Document content entries:

● ● ●

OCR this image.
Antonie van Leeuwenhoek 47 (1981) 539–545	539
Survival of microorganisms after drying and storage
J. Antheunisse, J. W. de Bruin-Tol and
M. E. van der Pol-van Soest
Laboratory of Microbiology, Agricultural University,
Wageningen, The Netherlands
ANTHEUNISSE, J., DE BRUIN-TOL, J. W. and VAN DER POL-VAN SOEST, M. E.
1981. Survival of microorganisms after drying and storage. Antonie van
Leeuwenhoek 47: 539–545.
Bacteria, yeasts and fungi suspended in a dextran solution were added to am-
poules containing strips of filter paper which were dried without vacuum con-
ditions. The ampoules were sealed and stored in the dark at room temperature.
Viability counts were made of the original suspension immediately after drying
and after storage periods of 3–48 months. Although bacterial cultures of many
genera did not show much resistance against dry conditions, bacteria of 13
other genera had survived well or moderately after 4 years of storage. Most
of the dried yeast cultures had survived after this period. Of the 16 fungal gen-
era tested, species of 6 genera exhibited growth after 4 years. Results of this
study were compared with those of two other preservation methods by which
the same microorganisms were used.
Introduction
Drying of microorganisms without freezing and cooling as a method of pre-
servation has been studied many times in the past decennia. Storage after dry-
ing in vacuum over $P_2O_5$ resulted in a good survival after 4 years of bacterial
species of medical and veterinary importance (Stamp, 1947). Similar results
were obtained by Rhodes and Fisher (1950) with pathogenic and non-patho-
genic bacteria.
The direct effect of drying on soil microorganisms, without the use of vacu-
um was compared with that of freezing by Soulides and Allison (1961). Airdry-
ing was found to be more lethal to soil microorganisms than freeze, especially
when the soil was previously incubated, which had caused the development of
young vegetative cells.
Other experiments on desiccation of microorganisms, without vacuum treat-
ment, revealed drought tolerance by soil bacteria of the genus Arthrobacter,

● ● ●

### Required action
Each record above is to be reproduced word for word.

### Result below
OCR this image.
Antonie van Leeuwenhoek 47 (1981) 539–545	539
Survival of microorganisms after drying and storage
J. Antheunisse, J. W. de Bruin-Tol and
M. E. van der Pol-van Soest
Laboratory of Microbiology, Agricultural University,
Wageningen, The Netherlands
ANTHEUNISSE, J., DE BRUIN-TOL, J. W. and VAN DER POL-VAN SOEST, M. E.
1981. Survival of microorganisms after drying and storage. Antonie van
Leeuwenhoek 47: 539–545.
Bacteria, yeasts and fungi suspended in a dextran solution were added to am-
poules containing strips of filter paper which were dried without vacuum con-
ditions. The ampoules were sealed and stored in the dark at room temperature.
Viability counts were made of the original suspension immediately after drying
and after storage periods of 3–48 months. Although bacterial cultures of many
genera did not show much resistance against dry conditions, bacteria of 13
other genera had survived well or moderately after 4 years of storage. Most
of the dried yeast cultures had survived after this period. Of the 16 fungal gen-
era tested, species of 6 genera exhibited growth after 4 years. Results of this
study were compared with those of two other preservation methods by which
the same microorganisms were used.
Introduction
Drying of microorganisms without freezing and cooling as a method of pre-
servation has been studied many times in the past decennia. Storage after dry-
ing in vacuum over $P_2O_5$ resulted in a good survival after 4 years of bacterial
species of medical and veterinary importance (Stamp, 1947). Similar results
were obtained by Rhodes and Fisher (1950) with pathogenic and non-patho-
genic bacteria.
The direct effect of drying on soil microorganisms, without the use of vacu-
um was compared with that of freezing by Soulides and Allison (1961). Airdry-
ing was found to be more lethal to soil microorganisms than freeze, especially
when the soil was previously incubated, which had caused the development of
young vegetative cells.
Other experiments on desiccation of microorganisms, without vacuum treat-
ment, revealed drought tolerance by soil bacteria of the genus Arthrobacter,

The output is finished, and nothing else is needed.